━━━━━ DOCUMENT SECTION

# Cypripedium parviflorum var. parviflorum



## JPMC (Apr 1, 2012)

Here is this year's bloom of a plant that I grow indoors (in my refrigerator in a plastic bag from September to March and in my spare bedroom the rest of the year). Last year it had 5 growths and 3 flowers. This year it has 6 growths and 3 flowers. Oddly, the plant is about 13 inches tall this year whereas in all other previous years it was only 9 inches tall.











[/IMG]


----------



## tocarmar (Apr 1, 2012)

Very Nice!!!!


----------



## cnycharles (Apr 1, 2012)

so this is the true variety parviflorum where the pouch is only about as big as the end of your thumb? (much smaller than the pubescens variety on average) does it grow a bit drier than the pubescens variety?
thanks


----------



## JPMC (Apr 1, 2012)

cnycharles said:


> so this is the true variety parviflorum where the pouch is only about as big as the end of your thumb? (much smaller than the pubescens variety on average) does it grow a bit drier than the pubescens variety?
> thanks



Yes, in fact the pouch is about 1 inch long and 1/2 inch wide. I grow it continually moist/wet in a 4 inch clay pot in an inorganic mix sold by the nursery from which I purchased the plant.


----------



## cnycharles (Apr 1, 2012)

robert's flower supply?


----------



## Rick (Apr 1, 2012)

Those are great looking plants and flowers:clap::clap:

Great growing!


----------



## JPMC (Apr 1, 2012)

cnycharles said:


> robert's flower supply?



No, Post Hill. I have seen the plants from Robert's Flower Supply and they look very robust. If only I had more room...


----------



## SlipperFan (Apr 1, 2012)

Very nice!


----------



## cyprimaniac (Apr 2, 2012)

hey, 
VERY NICE,
but unusual color and flower shape for parviflorum.

it is known, that there all kind of intermediate forms
between pubescens and parviflorum, 
but Ron will be sure, that this is true parviflorum...............

all my plants look very different, 
with more or less long twisted brown petals.

unfortunately not yet flowering outside.
they will ned about 4 weeks more here.

so just 2 pics from last year "as a sample"

*Cypripedium parviflorum parviflorum *











cheers


----------



## Dido (Apr 2, 2012)

Nice ones, but Dieter I think yours are var. Mokasin. 
I have them too, but hopping that I get this year a tue one. 
I exchanged with a friend and the noses are bigger then mine ones, so I have not the feeling that it will flower like the buty of JPMZ

I have the first ones comming inside, but not sure they will flower, its new hybrids of calceolus X segawai, 3 growth comming so lets wait.


----------



## cyprimaniac (Apr 2, 2012)

Dido said:


> Nice ones, but Dieter I think yours are var. Mokasin.
> I have them too, but hopping that I get this year a tue one.

━━━━━━━━━━
━━━━━ STORED RECORDS

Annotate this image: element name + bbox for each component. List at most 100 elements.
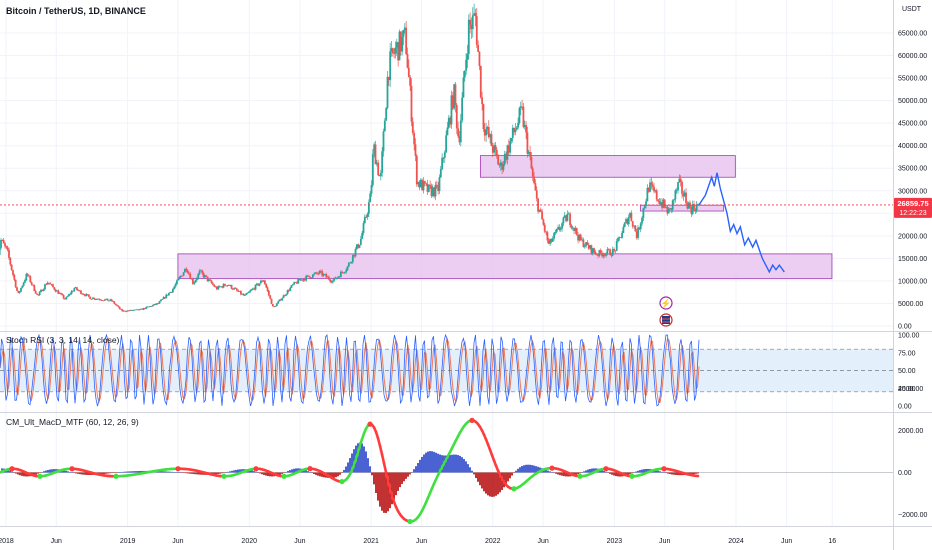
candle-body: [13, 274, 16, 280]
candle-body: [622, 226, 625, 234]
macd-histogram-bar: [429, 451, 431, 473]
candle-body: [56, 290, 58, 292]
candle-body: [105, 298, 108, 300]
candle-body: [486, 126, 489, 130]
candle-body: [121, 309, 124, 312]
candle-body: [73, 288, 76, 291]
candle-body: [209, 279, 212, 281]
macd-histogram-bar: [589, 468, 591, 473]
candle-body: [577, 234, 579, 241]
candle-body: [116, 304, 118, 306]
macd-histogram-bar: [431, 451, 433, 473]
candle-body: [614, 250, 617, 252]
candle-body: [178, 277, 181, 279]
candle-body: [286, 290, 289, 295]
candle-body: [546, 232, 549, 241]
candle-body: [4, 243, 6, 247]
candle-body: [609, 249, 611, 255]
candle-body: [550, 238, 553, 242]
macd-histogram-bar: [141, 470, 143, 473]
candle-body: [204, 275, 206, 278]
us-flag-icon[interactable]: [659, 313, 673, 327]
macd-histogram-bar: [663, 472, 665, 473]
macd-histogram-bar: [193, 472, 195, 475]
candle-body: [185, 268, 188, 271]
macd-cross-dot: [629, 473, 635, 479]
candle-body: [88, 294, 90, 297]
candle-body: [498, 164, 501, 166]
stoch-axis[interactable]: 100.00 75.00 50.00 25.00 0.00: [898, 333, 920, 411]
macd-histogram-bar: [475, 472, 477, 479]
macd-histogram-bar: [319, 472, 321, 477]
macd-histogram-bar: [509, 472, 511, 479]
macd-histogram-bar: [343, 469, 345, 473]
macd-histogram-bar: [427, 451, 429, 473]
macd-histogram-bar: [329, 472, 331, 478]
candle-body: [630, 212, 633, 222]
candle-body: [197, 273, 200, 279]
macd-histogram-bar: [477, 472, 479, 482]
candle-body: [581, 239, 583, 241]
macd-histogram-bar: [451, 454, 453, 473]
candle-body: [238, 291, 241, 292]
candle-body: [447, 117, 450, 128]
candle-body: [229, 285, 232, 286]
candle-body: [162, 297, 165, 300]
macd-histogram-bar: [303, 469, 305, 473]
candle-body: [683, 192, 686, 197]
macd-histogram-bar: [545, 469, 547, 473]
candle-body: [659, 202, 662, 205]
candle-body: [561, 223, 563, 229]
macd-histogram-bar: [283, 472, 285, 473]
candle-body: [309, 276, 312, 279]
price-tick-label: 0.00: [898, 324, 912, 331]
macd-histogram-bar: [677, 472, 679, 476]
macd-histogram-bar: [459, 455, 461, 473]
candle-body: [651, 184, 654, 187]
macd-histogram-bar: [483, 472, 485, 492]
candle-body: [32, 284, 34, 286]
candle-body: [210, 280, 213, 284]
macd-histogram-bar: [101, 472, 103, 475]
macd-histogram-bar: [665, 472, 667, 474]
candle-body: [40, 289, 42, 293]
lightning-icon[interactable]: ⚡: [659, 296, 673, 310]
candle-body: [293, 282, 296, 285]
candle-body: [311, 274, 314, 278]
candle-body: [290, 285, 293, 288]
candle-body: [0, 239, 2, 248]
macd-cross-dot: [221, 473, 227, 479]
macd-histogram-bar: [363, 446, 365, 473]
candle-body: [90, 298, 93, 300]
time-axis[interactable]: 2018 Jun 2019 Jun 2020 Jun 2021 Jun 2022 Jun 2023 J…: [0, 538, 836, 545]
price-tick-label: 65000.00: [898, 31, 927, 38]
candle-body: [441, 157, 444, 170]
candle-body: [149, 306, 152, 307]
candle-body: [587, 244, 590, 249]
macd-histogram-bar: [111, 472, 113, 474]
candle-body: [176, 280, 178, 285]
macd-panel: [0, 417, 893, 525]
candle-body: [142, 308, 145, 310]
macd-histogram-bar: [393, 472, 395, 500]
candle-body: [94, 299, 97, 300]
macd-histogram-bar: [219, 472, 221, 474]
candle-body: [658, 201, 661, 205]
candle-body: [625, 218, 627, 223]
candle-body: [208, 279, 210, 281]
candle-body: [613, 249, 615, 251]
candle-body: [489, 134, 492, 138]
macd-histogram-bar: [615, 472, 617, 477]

━━━━━━━━━━

> _THE TASKS_:
[a] Quote the passage of the Cypripedium forum thread from "Yes, in fact" to "purchased the plant.".
[b] In the records, print every line from the line with "candle-body: [13, 274, 16, 280]" to the line with "candle-body: [116, 304, 118, 306]", including both of those lines.

> _ANSWERS IN ORDER_:
[a]
Yes, in fact the pouch is about 1 inch long and 1/2 inch wide. I grow it continually moist/wet in a 4 inch clay pot in an inorganic mix sold by the nursery from which I purchased the plant.

[b]
candle-body: [13, 274, 16, 280]
candle-body: [622, 226, 625, 234]
macd-histogram-bar: [429, 451, 431, 473]
candle-body: [56, 290, 58, 292]
candle-body: [105, 298, 108, 300]
candle-body: [486, 126, 489, 130]
candle-body: [121, 309, 124, 312]
candle-body: [73, 288, 76, 291]
candle-body: [209, 279, 212, 281]
macd-histogram-bar: [589, 468, 591, 473]
candle-body: [577, 234, 579, 241]
candle-body: [116, 304, 118, 306]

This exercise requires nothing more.